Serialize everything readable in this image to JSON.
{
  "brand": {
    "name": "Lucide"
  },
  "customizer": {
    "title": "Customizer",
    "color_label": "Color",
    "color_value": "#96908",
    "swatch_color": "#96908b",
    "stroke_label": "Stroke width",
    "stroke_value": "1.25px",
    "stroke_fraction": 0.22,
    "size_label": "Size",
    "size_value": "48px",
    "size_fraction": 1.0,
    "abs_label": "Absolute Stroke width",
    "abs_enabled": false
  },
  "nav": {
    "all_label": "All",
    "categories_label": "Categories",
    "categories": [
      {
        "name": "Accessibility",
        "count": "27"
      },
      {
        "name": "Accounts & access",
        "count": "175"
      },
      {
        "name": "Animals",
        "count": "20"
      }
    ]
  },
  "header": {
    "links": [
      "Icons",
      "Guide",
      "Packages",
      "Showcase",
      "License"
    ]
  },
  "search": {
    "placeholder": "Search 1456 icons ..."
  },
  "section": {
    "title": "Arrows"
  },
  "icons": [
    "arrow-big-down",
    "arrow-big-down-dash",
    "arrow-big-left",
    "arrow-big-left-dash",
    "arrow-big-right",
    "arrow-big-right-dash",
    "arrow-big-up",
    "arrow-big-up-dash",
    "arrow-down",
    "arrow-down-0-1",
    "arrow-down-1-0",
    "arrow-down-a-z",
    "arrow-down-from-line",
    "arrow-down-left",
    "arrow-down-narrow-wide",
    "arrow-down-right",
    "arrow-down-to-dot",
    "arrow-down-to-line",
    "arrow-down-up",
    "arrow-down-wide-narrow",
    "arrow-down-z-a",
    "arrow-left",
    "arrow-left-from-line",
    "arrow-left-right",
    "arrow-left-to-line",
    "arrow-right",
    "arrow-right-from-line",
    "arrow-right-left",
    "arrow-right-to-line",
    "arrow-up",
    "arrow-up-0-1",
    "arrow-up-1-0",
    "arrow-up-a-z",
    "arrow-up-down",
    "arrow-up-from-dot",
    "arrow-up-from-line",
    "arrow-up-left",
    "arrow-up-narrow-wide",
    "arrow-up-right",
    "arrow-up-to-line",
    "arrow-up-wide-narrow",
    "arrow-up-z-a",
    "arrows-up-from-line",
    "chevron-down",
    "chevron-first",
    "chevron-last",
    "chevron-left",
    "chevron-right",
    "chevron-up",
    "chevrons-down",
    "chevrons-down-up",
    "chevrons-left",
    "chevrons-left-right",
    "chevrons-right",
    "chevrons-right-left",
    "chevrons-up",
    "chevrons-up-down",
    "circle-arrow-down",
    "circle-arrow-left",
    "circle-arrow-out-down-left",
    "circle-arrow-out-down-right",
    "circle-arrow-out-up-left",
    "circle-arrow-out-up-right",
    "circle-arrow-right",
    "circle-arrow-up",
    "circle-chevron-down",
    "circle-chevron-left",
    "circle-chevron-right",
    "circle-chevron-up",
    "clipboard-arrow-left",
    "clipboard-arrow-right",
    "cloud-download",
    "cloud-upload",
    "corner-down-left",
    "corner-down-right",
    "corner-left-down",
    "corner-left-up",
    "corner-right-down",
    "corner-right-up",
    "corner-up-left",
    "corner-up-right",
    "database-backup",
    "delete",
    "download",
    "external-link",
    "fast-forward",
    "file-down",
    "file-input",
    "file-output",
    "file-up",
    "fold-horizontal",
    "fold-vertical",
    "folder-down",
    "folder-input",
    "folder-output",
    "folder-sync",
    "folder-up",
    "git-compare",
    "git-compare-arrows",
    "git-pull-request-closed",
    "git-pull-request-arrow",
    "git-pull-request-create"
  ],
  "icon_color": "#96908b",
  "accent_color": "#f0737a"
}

* Objective
State the count of lines holding the string "file" in the listing above, and nothing else.

* The response
4